## EXERCISE OBJECTIVE
Return every line of the entries below verbatim, leaving out the pictures.
>> Start STORED RECORDS
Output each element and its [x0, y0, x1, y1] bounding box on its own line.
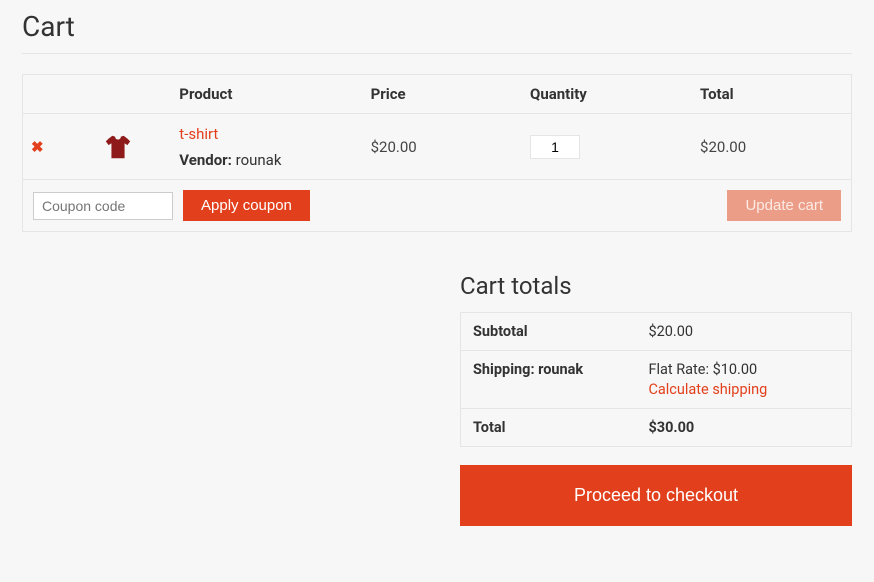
item-price: $20.00 [371, 138, 417, 156]
proceed-to-checkout-button[interactable]: Proceed to checkout [460, 465, 852, 526]
header-remove [23, 75, 66, 114]
remove-item-button[interactable]: ✖ [31, 138, 44, 156]
total-label: Total [461, 409, 637, 447]
header-total: Total [692, 75, 851, 114]
update-cart-button[interactable]: Update cart [727, 190, 841, 221]
item-total: $20.00 [700, 138, 746, 156]
cart-row: ✖ t-shirt Vendor: rounak $20.00 [23, 114, 852, 180]
shipping-label: Shipping: rounak [461, 351, 637, 409]
cart-table: Product Price Quantity Total ✖ t-shirt V… [22, 74, 852, 232]
subtotal-value: $20.00 [636, 313, 851, 351]
header-price: Price [363, 75, 522, 114]
subtotal-label: Subtotal [461, 313, 637, 351]
calculate-shipping-link[interactable]: Calculate shipping [648, 381, 767, 398]
vendor-name: rounak [236, 151, 282, 169]
total-value: $30.00 [636, 409, 851, 447]
apply-coupon-button[interactable]: Apply coupon [183, 190, 310, 221]
header-thumb [65, 75, 171, 114]
shipping-value: Flat Rate: $10.00 [648, 361, 839, 378]
header-quantity: Quantity [522, 75, 692, 114]
page-title: Cart [22, 10, 852, 54]
vendor-line: Vendor: rounak [179, 151, 354, 169]
product-thumbnail[interactable] [103, 132, 133, 162]
coupon-input[interactable] [33, 192, 173, 220]
cart-totals-table: Subtotal $20.00 Shipping: rounak Flat Ra… [460, 312, 852, 447]
vendor-label: Vendor: [179, 151, 232, 169]
header-product: Product [171, 75, 362, 114]
product-link[interactable]: t-shirt [179, 125, 218, 143]
cart-totals-heading: Cart totals [460, 272, 852, 300]
quantity-input[interactable] [530, 135, 580, 159]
>> End STORED RECORDS
## SOLVED PROBLEM
Output each element and its [x0, y0, x1, y1] bounding box on its own line.
item-price: $20.00 [371, 138, 417, 156]
proceed-to-checkout-button[interactable]: Proceed to checkout [460, 465, 852, 526]
header-remove [23, 75, 66, 114]
remove-item-button[interactable]: ✖ [31, 138, 44, 156]
total-label: Total [461, 409, 637, 447]
header-total: Total [692, 75, 851, 114]
update-cart-button[interactable]: Update cart [727, 190, 841, 221]
item-total: $20.00 [700, 138, 746, 156]
cart-row: ✖ t-shirt Vendor: rounak $20.00 [23, 114, 852, 180]
shipping-label: Shipping: rounak [461, 351, 637, 409]
cart-table: Product Price Quantity Total ✖ t-shirt V… [22, 74, 852, 232]
subtotal-value: $20.00 [636, 313, 851, 351]
header-price: Price [363, 75, 522, 114]
subtotal-label: Subtotal [461, 313, 637, 351]
calculate-shipping-link[interactable]: Calculate shipping [648, 381, 767, 398]
vendor-name: rounak [236, 151, 282, 169]
total-value: $30.00 [636, 409, 851, 447]
apply-coupon-button[interactable]: Apply coupon [183, 190, 310, 221]
header-thumb [65, 75, 171, 114]
shipping-value: Flat Rate: $10.00 [648, 361, 839, 378]
header-quantity: Quantity [522, 75, 692, 114]
page-title: Cart [22, 10, 852, 54]
vendor-line: Vendor: rounak [179, 151, 354, 169]
product-thumbnail[interactable] [103, 132, 133, 162]
coupon-input[interactable] [33, 192, 173, 220]
cart-totals-table: Subtotal $20.00 Shipping: rounak Flat Ra… [460, 312, 852, 447]
vendor-label: Vendor: [179, 151, 232, 169]
header-product: Product [171, 75, 362, 114]
product-link[interactable]: t-shirt [179, 125, 218, 143]
cart-totals-heading: Cart totals [460, 272, 852, 300]
quantity-input[interactable] [530, 135, 580, 159]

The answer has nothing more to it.